● WHAT YOU HAVE TO DO
Reproduce verbatim the data from the line containing "data-point [121, 189, 126, 195]" through the line containing "data-point [420, 355, 426, 361]", both included.

━━━━━ INPUT FOR THIS TASK ━━━━━

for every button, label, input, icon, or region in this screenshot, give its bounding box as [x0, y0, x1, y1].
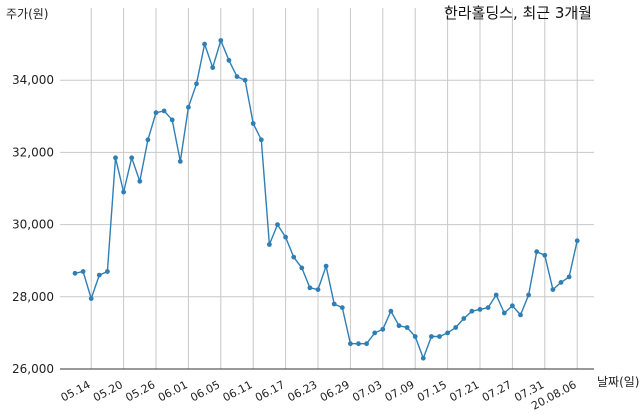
data-point [121, 189, 126, 195]
data-point [445, 330, 450, 336]
data-point [267, 242, 272, 247]
data-point [218, 38, 224, 43]
x-tick-label: 06.29 [318, 378, 352, 404]
data-point [145, 137, 151, 143]
data-point [226, 57, 232, 63]
x-tick-label: 07.09 [383, 378, 417, 404]
data-point [88, 296, 94, 301]
data-point [510, 303, 515, 309]
y-tick-label: 34,000 [12, 73, 54, 87]
data-point [372, 330, 378, 336]
x-tick-label: 06.11 [221, 378, 255, 404]
data-point [412, 334, 418, 339]
data-point [210, 65, 216, 70]
data-point [420, 355, 426, 361]
data-point [550, 287, 556, 292]
x-axis-label: 날짜(일) [597, 375, 639, 389]
x-tick-label: 06.17 [253, 378, 287, 404]
x-axis-ticks: 05.1405.2005.2606.0106.0506.1106.1706.23… [59, 378, 579, 412]
data-point [307, 285, 313, 291]
data-point [518, 312, 523, 318]
data-point [501, 310, 507, 316]
data-point [323, 263, 329, 269]
data-point [404, 325, 410, 330]
data-point [526, 292, 531, 298]
y-tick-label: 26,000 [12, 362, 54, 376]
data-point [315, 287, 321, 292]
x-tick-label: 07.03 [350, 378, 384, 404]
data-point [283, 234, 288, 240]
x-tick-label: 07.21 [447, 378, 481, 404]
data-point [299, 265, 305, 271]
data-point [356, 341, 361, 347]
data-point [380, 326, 386, 332]
data-point [291, 254, 297, 260]
data-point [194, 81, 199, 87]
y-tick-label: 28,000 [12, 290, 54, 304]
x-tick-label: 06.05 [188, 378, 222, 404]
data-point [453, 325, 459, 330]
data-point [129, 155, 135, 161]
data-point [113, 155, 118, 161]
data-point [566, 274, 572, 280]
chart-title: 한라홀딩스, 최근 3개월 [444, 4, 592, 22]
data-point [388, 308, 394, 314]
series-line [74, 38, 578, 361]
data-point [461, 316, 467, 321]
x-tick-label: 05.14 [59, 378, 93, 404]
data-point [339, 305, 345, 310]
data-point [493, 292, 499, 298]
data-point [364, 341, 369, 347]
x-tick-label: 05.26 [123, 378, 157, 404]
data-point [469, 308, 475, 314]
data-point [177, 159, 183, 164]
data-point [72, 270, 78, 276]
data-point [234, 74, 240, 79]
data-point [137, 178, 143, 184]
gridlines [60, 8, 594, 370]
data-point [542, 252, 548, 258]
data-point [558, 280, 564, 285]
data-point [161, 108, 167, 114]
data-point [169, 117, 175, 123]
data-point [477, 307, 483, 312]
data-point [485, 305, 491, 310]
x-tick-label: 06.01 [156, 378, 190, 404]
y-tick-label: 30,000 [12, 218, 54, 232]
data-point [250, 121, 256, 126]
data-point [331, 301, 337, 307]
data-point [534, 249, 540, 255]
data-point [186, 104, 191, 110]
y-axis-label: 주가(원) [6, 7, 48, 21]
data-point [348, 341, 353, 347]
data-point [429, 334, 434, 339]
y-tick-label: 32,000 [12, 145, 54, 159]
data-point [574, 238, 580, 244]
x-tick-label: 06.23 [285, 378, 319, 404]
data-point [80, 269, 86, 274]
data-point [396, 323, 402, 329]
data-point [202, 41, 208, 47]
data-point [105, 269, 110, 274]
data-point [153, 110, 159, 116]
x-tick-label: 07.15 [415, 378, 449, 404]
data-point [275, 222, 280, 228]
series-points [72, 38, 580, 361]
data-point [96, 272, 102, 278]
x-tick-label: 05.20 [91, 378, 125, 404]
y-axis-ticks: 26,000 28,000 30,000 32,000 34,000 [12, 73, 54, 376]
data-point [242, 77, 248, 83]
data-point [437, 334, 442, 339]
data-point [258, 137, 264, 143]
x-tick-label: 07.27 [480, 378, 514, 404]
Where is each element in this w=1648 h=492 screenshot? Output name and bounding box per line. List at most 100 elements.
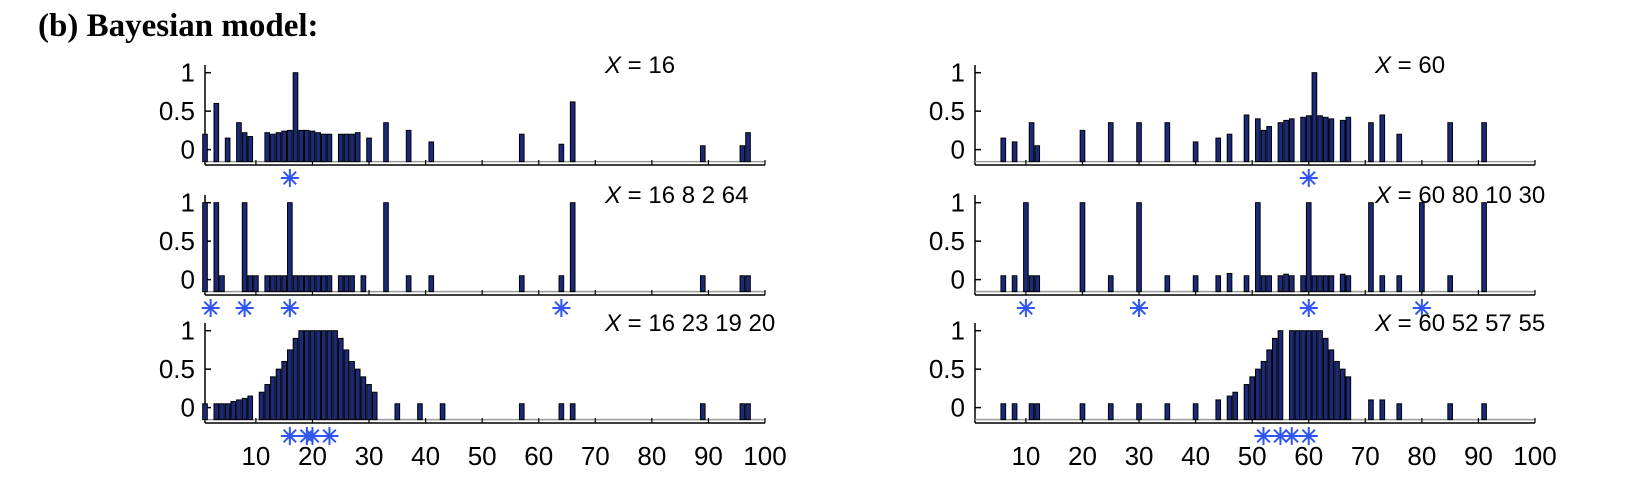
bar — [281, 360, 288, 421]
bar — [343, 275, 350, 293]
bar — [1028, 403, 1035, 421]
bar — [1255, 118, 1261, 163]
example-star — [1016, 299, 1035, 317]
bar — [1368, 202, 1374, 293]
bar — [383, 122, 389, 163]
panel-annotation: X = 16 23 19 20 — [604, 310, 775, 337]
bar — [241, 397, 248, 421]
bar — [1311, 72, 1318, 163]
bar — [309, 330, 316, 421]
y-tick-label: 0.5 — [929, 226, 965, 256]
bar — [745, 403, 751, 421]
bar — [1288, 330, 1295, 421]
bar — [1396, 403, 1403, 421]
bar — [1266, 349, 1272, 421]
bar — [739, 403, 746, 421]
bar — [349, 133, 355, 163]
example-star — [320, 427, 339, 445]
example-star — [280, 299, 299, 317]
bar — [1481, 403, 1487, 421]
bar — [1305, 202, 1312, 293]
bar — [1283, 273, 1289, 293]
bar — [1322, 116, 1329, 163]
x-tick-label: 20 — [1068, 441, 1097, 471]
bar — [292, 337, 299, 421]
bar — [1419, 202, 1425, 293]
bar — [1215, 275, 1222, 293]
panel-5: 1 0.5 0 X = 60 80 10 30 — [929, 182, 1545, 317]
bar — [236, 122, 242, 163]
figure-title: (b) Bayesian model: — [38, 8, 319, 44]
bar — [1339, 368, 1346, 421]
bar — [1226, 272, 1233, 293]
bar — [241, 202, 248, 293]
bar — [315, 132, 321, 163]
bar — [1255, 202, 1261, 293]
bar — [518, 133, 525, 163]
bar — [326, 330, 333, 421]
bar — [1322, 337, 1329, 421]
bar — [1288, 275, 1295, 293]
bar — [1079, 129, 1086, 163]
bar — [1260, 360, 1267, 421]
y-tick-label: 1 — [951, 58, 965, 88]
bar — [699, 145, 706, 163]
bar — [405, 129, 412, 163]
bar — [270, 376, 276, 421]
bar — [320, 133, 327, 163]
bar — [1255, 368, 1261, 421]
bar — [518, 403, 525, 421]
bar — [1079, 403, 1086, 421]
bar — [326, 133, 333, 163]
bar — [1368, 122, 1374, 163]
bar — [343, 133, 350, 163]
bar — [1311, 275, 1318, 293]
bar — [745, 275, 751, 293]
x-tick-label: 50 — [468, 441, 497, 471]
bar — [1447, 403, 1453, 421]
bar — [247, 395, 254, 421]
bar — [558, 403, 565, 421]
bar — [202, 133, 208, 163]
panel-4: 1 0.5 0 X = 60 — [929, 52, 1536, 187]
panel-annotation: X = 16 — [604, 52, 675, 79]
bar — [275, 275, 282, 293]
bar — [1396, 133, 1403, 163]
bar — [1164, 275, 1171, 293]
y-tick-label: 1 — [951, 188, 965, 218]
bar — [1334, 360, 1340, 421]
bar — [213, 403, 220, 421]
bar — [1311, 330, 1318, 421]
bar — [1396, 275, 1403, 293]
bar — [309, 275, 316, 293]
bar — [337, 337, 344, 421]
bar — [354, 368, 361, 421]
bar — [292, 275, 299, 293]
bar — [247, 136, 254, 163]
bar — [253, 275, 259, 293]
bar — [241, 132, 248, 163]
panel-annotation: X = 16 8 2 64 — [604, 182, 748, 209]
bar — [332, 330, 338, 421]
bar — [213, 202, 220, 293]
bar — [1339, 119, 1346, 163]
bar — [1294, 330, 1301, 421]
x-tick-label: 70 — [1351, 441, 1380, 471]
y-tick-label: 1 — [951, 316, 965, 346]
bar — [1300, 330, 1306, 421]
bar — [1000, 275, 1007, 293]
y-tick-label: 0 — [181, 393, 195, 423]
bar — [366, 384, 372, 421]
bar — [1215, 399, 1222, 421]
bar — [287, 202, 293, 293]
bar — [394, 403, 401, 421]
x-tick-label: 70 — [581, 441, 610, 471]
bar — [1107, 122, 1114, 163]
bar — [1277, 330, 1284, 421]
bar — [264, 275, 271, 293]
bar — [247, 275, 254, 293]
bar — [1379, 114, 1386, 163]
bar — [1368, 399, 1374, 421]
panel-1: 1 0.5 0 X = 16 — [159, 52, 766, 187]
bar — [1136, 122, 1142, 163]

━━━━━

● RIGHT ANSWER
data-point [121, 189, 126, 195]
data-point [445, 330, 450, 336]
data-point [267, 242, 272, 247]
data-point [218, 38, 224, 43]
x-tick-label: 06.29 [318, 378, 352, 404]
data-point [145, 137, 151, 143]
data-point [226, 57, 232, 63]
x-tick-label: 07.09 [383, 378, 417, 404]
data-point [88, 296, 94, 301]
data-point [510, 303, 515, 309]
y-tick-label: 34,000 [12, 73, 54, 87]
data-point [372, 330, 378, 336]
x-tick-label: 06.11 [221, 378, 255, 404]
data-point [412, 334, 418, 339]
data-point [210, 65, 216, 70]
data-point [420, 355, 426, 361]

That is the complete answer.